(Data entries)
-------

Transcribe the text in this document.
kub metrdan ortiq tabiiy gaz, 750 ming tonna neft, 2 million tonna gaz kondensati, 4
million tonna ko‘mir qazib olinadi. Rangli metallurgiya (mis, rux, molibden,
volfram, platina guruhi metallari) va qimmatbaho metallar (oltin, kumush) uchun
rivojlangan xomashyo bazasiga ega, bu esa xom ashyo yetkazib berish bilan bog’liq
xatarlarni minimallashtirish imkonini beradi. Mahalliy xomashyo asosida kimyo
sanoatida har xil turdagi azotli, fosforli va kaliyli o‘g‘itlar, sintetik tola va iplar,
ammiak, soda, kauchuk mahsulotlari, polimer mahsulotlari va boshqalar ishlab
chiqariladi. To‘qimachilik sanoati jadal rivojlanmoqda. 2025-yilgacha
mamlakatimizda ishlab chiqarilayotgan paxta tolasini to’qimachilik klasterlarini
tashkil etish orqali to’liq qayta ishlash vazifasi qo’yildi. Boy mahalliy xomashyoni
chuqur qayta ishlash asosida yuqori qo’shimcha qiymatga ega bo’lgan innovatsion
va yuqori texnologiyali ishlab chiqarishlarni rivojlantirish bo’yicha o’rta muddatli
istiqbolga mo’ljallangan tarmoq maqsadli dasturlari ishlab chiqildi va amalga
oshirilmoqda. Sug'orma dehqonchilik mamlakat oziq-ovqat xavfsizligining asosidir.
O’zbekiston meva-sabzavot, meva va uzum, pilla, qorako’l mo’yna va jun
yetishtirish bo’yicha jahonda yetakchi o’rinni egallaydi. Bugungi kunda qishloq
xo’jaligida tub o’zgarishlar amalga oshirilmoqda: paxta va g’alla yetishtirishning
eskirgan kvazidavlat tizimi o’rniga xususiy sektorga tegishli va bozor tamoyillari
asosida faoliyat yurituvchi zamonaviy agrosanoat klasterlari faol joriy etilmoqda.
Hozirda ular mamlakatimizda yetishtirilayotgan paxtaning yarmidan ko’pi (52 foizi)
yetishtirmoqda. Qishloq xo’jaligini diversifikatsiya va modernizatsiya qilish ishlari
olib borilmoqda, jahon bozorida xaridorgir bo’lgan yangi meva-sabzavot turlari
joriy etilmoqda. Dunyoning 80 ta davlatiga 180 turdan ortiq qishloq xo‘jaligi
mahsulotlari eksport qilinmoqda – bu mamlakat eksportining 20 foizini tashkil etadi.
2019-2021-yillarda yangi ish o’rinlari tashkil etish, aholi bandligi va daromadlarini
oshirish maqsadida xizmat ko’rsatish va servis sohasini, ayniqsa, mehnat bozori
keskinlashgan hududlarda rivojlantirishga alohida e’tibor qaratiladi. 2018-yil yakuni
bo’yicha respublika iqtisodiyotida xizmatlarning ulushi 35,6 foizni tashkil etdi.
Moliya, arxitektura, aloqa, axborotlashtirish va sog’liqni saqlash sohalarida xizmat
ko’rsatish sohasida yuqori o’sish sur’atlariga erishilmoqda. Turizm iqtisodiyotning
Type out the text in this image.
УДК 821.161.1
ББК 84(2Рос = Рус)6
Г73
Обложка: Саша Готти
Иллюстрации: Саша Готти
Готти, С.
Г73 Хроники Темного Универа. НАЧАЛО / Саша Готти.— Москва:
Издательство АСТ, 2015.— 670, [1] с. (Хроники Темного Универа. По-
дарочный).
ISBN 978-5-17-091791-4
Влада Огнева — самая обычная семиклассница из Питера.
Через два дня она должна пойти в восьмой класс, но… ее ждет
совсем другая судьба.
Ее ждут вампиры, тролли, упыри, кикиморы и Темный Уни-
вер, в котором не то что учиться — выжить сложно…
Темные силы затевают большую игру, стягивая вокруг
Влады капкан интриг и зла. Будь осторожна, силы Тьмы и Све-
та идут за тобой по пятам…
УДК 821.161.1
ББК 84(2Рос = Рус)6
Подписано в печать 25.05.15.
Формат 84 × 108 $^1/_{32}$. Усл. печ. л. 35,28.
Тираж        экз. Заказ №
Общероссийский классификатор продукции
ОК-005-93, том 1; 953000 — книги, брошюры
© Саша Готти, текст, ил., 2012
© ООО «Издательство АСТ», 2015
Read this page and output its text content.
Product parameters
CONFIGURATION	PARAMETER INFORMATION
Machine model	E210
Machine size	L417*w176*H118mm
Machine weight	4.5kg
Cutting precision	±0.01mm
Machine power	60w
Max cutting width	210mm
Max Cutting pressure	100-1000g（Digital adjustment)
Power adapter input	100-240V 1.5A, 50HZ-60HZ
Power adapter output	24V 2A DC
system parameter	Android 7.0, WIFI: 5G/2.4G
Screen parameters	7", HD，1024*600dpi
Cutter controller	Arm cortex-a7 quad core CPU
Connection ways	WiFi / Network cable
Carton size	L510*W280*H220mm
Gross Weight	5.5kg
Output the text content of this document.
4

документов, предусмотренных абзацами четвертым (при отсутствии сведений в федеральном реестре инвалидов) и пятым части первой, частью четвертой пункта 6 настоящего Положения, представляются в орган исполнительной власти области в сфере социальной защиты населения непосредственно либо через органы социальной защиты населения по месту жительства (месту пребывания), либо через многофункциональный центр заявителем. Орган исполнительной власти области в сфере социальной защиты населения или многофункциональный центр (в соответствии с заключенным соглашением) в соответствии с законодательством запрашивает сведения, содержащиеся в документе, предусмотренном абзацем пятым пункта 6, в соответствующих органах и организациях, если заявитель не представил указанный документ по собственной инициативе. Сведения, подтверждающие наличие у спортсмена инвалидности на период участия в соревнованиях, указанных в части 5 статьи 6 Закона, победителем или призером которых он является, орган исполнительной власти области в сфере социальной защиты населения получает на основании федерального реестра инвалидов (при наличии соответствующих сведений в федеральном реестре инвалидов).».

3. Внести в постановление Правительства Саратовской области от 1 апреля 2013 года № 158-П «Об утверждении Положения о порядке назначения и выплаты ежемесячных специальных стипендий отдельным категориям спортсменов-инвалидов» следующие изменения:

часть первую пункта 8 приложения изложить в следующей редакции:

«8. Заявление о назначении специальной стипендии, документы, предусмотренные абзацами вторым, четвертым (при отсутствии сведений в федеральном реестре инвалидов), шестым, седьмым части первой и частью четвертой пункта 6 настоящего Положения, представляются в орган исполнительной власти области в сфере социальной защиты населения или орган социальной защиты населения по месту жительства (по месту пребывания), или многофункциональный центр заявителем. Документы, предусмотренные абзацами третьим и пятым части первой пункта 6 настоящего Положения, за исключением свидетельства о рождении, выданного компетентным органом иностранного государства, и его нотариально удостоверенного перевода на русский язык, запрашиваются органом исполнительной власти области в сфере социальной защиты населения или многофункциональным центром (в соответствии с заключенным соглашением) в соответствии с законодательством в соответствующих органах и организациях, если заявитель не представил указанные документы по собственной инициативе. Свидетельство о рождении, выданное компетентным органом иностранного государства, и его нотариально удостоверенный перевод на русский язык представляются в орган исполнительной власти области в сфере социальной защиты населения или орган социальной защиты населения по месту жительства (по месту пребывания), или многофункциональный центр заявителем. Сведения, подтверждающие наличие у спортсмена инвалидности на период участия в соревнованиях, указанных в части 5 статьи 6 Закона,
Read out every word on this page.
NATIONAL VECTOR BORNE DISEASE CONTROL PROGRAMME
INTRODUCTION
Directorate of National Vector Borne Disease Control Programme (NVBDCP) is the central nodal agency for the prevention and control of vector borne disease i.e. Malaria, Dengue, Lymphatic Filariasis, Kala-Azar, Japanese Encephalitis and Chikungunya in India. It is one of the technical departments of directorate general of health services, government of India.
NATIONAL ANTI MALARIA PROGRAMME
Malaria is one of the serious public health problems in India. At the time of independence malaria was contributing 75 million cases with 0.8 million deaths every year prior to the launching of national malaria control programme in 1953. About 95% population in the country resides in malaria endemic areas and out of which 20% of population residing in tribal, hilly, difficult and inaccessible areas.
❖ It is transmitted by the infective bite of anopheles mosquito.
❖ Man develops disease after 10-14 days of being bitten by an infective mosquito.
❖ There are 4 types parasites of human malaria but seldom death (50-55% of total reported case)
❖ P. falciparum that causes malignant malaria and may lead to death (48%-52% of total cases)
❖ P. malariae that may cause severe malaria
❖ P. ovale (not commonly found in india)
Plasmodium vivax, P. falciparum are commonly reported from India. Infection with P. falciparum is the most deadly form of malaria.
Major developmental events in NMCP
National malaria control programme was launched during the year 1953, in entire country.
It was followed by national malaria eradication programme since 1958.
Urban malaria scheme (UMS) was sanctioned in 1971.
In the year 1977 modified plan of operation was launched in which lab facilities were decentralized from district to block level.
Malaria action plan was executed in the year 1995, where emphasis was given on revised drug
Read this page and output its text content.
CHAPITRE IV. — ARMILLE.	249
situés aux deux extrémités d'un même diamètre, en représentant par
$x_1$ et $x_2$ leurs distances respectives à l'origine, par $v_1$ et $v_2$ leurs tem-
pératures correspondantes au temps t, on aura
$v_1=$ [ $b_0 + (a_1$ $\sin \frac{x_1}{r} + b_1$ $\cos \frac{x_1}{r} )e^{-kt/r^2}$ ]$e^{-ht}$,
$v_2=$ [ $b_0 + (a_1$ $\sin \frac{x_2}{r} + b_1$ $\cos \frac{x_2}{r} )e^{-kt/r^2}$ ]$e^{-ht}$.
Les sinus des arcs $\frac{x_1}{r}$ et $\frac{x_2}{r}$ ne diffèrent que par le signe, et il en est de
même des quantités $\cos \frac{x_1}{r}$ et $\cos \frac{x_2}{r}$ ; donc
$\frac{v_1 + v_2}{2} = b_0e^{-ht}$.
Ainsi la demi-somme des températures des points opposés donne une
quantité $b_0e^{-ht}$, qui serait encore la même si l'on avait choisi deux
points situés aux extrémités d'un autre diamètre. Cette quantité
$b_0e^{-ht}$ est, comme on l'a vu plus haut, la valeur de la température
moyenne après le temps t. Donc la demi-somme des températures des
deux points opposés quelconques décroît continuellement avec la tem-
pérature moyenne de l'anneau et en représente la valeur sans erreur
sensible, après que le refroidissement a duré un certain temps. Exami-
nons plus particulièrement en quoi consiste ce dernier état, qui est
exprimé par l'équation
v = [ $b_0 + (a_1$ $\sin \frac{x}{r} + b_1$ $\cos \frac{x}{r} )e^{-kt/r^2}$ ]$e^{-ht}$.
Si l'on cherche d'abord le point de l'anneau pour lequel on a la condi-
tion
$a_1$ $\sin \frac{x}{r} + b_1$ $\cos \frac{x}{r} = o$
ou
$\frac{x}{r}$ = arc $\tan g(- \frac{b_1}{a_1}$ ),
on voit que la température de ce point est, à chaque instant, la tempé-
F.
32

-------

[STATED PROBLEM]: Copy all lines of the material above where the string "frac" occurs.

[CORRECT RESPONSE]:
$v_1=$ [ $b_0 + (a_1$ $\sin \frac{x_1}{r} + b_1$ $\cos \frac{x_1}{r} )e^{-kt/r^2}$ ]$e^{-ht}$,
$v_2=$ [ $b_0 + (a_1$ $\sin \frac{x_2}{r} + b_1$ $\cos \frac{x_2}{r} )e^{-kt/r^2}$ ]$e^{-ht}$.
Les sinus des arcs $\frac{x_1}{r}$ et $\frac{x_2}{r}$ ne diffèrent que par le signe, et il en est de
même des quantités $\cos \frac{x_1}{r}$ et $\cos \frac{x_2}{r}$ ; donc
$\frac{v_1 + v_2}{2} = b_0e^{-ht}$.
v = [ $b_0 + (a_1$ $\sin \frac{x}{r} + b_1$ $\cos \frac{x}{r} )e^{-kt/r^2}$ ]$e^{-ht}$.
$a_1$ $\sin \frac{x}{r} + b_1$ $\cos \frac{x}{r} = o$
$\frac{x}{r}$ = arc $\tan g(- \frac{b_1}{a_1}$ ),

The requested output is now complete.